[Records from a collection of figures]
┄┄┄┄┄┄┄┄┄┄
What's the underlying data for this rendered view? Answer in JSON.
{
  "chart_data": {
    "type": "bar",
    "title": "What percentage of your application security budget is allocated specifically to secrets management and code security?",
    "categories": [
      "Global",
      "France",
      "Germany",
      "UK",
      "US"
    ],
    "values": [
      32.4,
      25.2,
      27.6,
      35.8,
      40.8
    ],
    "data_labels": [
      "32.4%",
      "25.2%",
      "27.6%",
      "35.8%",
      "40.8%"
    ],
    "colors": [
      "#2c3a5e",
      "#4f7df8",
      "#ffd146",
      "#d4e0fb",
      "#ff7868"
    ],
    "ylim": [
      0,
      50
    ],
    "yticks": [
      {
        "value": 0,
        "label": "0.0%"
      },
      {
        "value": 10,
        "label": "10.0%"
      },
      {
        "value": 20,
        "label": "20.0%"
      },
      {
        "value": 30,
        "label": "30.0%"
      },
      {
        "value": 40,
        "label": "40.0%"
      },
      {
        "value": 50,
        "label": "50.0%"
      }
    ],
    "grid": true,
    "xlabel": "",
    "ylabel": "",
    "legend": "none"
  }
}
┄┄┄┄┄┄┄┄┄┄
- [GIVEN EXERCISE]:
Everything in the listing above should be restated exactly.

- [RESPONSE TO THE EXERCISE]:
What's the underlying data for this rendered view? Answer in JSON.
{
  "chart_data": {
    "type": "bar",
    "title": "What percentage of your application security budget is allocated specifically to secrets management and code security?",
    "categories": [
      "Global",
      "France",
      "Germany",
      "UK",
      "US"
    ],
    "values": [
      32.4,
      25.2,
      27.6,
      35.8,
      40.8
    ],
    "data_labels": [
      "32.4%",
      "25.2%",
      "27.6%",
      "35.8%",
      "40.8%"
    ],
    "colors": [
      "#2c3a5e",
      "#4f7df8",
      "#ffd146",
      "#d4e0fb",
      "#ff7868"
    ],
    "ylim": [
      0,
      50
    ],
    "yticks": [
      {
        "value": 0,
        "label": "0.0%"
      },
      {
        "value": 10,
        "label": "10.0%"
      },
      {
        "value": 20,
        "label": "20.0%"
      },
      {
        "value": 30,
        "label": "30.0%"
      },
      {
        "value": 40,
        "label": "40.0%"
      },
      {
        "value": 50,
        "label": "50.0%"
      }
    ],
    "grid": true,
    "xlabel": "",
    "ylabel": "",
    "legend": "none"
  }
}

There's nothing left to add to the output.